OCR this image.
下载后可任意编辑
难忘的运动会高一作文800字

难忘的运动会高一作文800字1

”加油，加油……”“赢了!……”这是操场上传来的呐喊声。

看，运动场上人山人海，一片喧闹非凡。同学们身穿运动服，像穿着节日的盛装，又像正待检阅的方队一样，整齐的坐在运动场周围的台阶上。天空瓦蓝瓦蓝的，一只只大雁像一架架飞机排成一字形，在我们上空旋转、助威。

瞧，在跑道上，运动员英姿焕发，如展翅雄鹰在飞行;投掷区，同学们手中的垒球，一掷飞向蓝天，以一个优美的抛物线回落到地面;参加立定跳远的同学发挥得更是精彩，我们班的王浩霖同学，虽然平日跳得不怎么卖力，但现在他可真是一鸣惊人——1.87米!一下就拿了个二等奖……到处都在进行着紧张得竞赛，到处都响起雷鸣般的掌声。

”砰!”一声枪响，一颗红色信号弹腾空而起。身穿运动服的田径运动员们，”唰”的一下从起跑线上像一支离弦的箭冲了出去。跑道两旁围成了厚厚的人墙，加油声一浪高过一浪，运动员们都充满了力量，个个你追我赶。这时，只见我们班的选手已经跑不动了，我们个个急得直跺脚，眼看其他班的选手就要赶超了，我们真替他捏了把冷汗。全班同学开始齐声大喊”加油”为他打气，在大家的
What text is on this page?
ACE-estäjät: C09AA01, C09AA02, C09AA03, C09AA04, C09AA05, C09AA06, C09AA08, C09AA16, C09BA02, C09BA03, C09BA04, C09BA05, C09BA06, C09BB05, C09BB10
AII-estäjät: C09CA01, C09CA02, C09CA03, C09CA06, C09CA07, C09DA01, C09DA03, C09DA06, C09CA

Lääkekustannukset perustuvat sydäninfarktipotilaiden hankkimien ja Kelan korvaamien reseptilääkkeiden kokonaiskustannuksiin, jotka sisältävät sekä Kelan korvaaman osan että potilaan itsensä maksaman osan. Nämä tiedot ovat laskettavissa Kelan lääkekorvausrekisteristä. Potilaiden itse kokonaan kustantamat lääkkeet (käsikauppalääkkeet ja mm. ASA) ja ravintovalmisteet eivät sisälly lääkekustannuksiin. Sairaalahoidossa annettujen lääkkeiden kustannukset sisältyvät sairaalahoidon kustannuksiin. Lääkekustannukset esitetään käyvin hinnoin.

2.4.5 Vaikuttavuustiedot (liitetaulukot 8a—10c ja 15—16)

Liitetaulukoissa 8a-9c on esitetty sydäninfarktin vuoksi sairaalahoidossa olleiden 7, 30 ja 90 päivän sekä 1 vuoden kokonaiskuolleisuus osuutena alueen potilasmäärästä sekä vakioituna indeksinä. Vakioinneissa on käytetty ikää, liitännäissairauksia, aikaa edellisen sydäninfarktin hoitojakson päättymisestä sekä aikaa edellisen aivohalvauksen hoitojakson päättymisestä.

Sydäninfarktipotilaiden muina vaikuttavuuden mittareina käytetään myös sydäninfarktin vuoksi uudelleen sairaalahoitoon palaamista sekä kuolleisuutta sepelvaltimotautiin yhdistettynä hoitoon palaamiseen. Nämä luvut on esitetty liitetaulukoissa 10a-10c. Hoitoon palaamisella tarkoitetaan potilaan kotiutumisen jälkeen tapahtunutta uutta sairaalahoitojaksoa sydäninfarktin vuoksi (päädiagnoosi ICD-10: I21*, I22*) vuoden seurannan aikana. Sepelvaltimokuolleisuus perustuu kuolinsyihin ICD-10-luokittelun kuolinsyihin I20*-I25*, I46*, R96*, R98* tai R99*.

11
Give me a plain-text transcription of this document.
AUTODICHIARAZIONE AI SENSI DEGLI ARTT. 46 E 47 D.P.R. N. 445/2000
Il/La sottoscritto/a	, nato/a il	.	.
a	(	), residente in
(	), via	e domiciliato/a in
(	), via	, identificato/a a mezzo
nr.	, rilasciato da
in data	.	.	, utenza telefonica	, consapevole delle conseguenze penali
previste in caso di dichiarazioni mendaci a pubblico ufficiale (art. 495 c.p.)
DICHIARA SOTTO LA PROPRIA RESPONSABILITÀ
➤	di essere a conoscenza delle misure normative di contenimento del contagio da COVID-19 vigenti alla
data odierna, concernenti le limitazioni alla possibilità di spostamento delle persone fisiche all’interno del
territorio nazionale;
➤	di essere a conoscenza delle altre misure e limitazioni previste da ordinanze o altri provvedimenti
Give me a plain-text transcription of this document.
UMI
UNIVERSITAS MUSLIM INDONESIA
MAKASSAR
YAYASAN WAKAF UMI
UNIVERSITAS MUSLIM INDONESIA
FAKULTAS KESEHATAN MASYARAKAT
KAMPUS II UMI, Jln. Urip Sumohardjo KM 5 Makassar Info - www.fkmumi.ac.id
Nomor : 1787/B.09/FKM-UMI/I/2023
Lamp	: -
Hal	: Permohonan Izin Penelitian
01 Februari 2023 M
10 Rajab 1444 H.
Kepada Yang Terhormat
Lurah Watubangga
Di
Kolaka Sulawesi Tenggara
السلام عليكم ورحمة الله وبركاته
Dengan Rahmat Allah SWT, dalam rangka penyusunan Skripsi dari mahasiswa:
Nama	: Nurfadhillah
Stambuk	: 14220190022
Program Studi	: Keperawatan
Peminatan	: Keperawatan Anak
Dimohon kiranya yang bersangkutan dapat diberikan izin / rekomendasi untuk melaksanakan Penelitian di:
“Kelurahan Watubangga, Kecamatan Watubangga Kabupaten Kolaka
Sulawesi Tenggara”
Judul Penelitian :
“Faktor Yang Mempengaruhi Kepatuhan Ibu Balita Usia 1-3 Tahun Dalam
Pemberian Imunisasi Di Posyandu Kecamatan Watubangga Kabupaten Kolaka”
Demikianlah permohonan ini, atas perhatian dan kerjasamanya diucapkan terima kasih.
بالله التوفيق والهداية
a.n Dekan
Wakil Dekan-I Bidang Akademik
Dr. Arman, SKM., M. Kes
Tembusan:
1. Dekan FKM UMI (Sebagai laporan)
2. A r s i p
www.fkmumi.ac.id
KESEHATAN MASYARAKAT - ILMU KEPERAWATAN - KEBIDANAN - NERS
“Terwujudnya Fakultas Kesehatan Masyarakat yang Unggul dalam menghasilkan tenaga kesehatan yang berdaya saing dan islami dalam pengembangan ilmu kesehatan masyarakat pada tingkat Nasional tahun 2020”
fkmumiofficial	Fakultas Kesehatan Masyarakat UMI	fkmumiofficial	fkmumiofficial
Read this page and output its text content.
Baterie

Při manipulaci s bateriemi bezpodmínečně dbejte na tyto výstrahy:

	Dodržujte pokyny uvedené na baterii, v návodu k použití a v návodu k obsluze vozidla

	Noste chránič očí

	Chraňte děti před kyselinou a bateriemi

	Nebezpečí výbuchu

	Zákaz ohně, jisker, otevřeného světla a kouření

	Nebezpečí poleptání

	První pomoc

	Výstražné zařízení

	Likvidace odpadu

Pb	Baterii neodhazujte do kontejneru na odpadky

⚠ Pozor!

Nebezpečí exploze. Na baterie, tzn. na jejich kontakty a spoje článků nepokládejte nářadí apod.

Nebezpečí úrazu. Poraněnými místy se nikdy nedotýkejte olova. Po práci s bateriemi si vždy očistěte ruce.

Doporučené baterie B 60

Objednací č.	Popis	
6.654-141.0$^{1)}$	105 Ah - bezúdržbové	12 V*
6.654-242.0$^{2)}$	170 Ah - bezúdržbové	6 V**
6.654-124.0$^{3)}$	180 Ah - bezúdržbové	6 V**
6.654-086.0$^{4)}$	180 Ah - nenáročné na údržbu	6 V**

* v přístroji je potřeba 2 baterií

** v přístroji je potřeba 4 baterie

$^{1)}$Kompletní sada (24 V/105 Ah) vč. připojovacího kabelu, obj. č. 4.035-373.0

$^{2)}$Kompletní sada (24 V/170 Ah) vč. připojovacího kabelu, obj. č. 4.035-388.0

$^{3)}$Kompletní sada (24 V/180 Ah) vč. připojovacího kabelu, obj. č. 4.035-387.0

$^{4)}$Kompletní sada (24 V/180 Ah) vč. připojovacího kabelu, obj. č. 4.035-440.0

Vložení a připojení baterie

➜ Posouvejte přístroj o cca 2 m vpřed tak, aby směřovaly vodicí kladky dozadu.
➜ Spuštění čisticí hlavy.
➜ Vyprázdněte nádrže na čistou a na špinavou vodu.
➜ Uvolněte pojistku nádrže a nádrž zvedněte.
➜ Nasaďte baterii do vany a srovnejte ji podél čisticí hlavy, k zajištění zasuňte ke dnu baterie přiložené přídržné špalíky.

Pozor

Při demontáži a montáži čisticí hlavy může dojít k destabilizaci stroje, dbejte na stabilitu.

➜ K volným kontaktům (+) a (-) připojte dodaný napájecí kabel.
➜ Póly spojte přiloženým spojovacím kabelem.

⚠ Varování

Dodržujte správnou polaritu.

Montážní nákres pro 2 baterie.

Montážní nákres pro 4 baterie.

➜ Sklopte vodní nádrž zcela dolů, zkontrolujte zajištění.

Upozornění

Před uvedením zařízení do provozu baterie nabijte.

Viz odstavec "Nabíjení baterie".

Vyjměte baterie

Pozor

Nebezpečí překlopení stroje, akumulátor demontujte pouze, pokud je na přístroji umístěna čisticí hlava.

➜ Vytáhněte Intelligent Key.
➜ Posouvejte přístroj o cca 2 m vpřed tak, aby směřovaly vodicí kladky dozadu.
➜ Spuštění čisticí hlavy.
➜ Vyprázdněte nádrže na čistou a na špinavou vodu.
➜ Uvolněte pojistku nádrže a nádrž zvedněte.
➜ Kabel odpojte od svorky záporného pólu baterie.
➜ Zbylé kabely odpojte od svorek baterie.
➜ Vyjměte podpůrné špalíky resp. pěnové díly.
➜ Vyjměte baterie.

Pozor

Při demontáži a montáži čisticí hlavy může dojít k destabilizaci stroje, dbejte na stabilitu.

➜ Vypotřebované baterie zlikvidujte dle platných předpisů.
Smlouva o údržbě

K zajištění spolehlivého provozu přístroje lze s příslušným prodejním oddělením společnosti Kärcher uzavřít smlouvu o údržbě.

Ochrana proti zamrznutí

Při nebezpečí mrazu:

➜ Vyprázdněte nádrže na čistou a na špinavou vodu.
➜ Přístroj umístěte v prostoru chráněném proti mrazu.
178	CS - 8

· · · ·

**Challenge:** Where a line of the entries contains the word "estäjät", copy that line.

**Correct response:**
ACE-estäjät: C09AA01, C09AA02, C09AA03, C09AA04, C09AA05, C09AA06, C09AA08, C09AA16, C09BA02, C09BA03, C09BA04, C09BA05, C09BA06, C09BB05, C09BB10
AII-estäjät: C09CA01, C09CA02, C09CA03, C09CA06, C09CA07, C09DA01, C09DA03, C09DA06, C09CA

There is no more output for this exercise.